## The task
Exactly repeat all the records below, omitting the images they hold.

Data records
▬▬▬
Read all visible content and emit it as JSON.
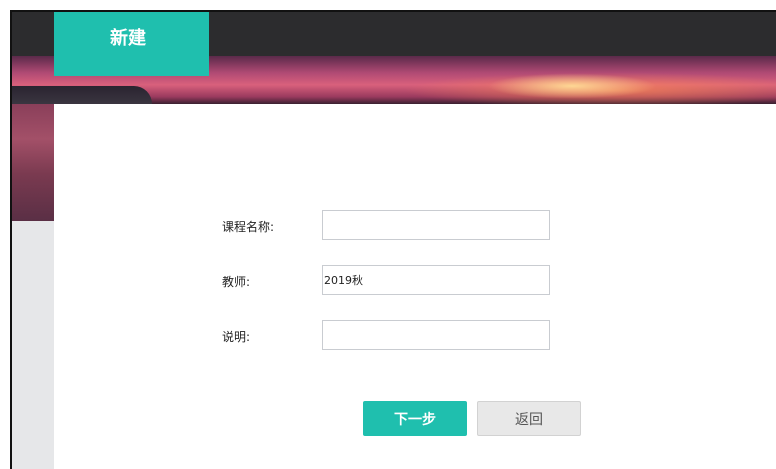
{
  "header": {
    "title": "新建"
  },
  "form": {
    "course_name_label": "课程名称:",
    "course_name_value": "",
    "teacher_label": "教师:",
    "teacher_value": "2019秋",
    "description_label": "说明:",
    "description_value": ""
  },
  "actions": {
    "next_label": "下一步",
    "back_label": "返回"
  },
  "colors": {
    "accent": "#1fbfae",
    "topbar": "#2c2c2e",
    "background": "#e6e7e9"
  }
}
▬▬▬
## Written solution
Read all visible content and emit it as JSON.
{
  "header": {
    "title": "新建"
  },
  "form": {
    "course_name_label": "课程名称:",
    "course_name_value": "",
    "teacher_label": "教师:",
    "teacher_value": "2019秋",
    "description_label": "说明:",
    "description_value": ""
  },
  "actions": {
    "next_label": "下一步",
    "back_label": "返回"
  },
  "colors": {
    "accent": "#1fbfae",
    "topbar": "#2c2c2e",
    "background": "#e6e7e9"
  }
}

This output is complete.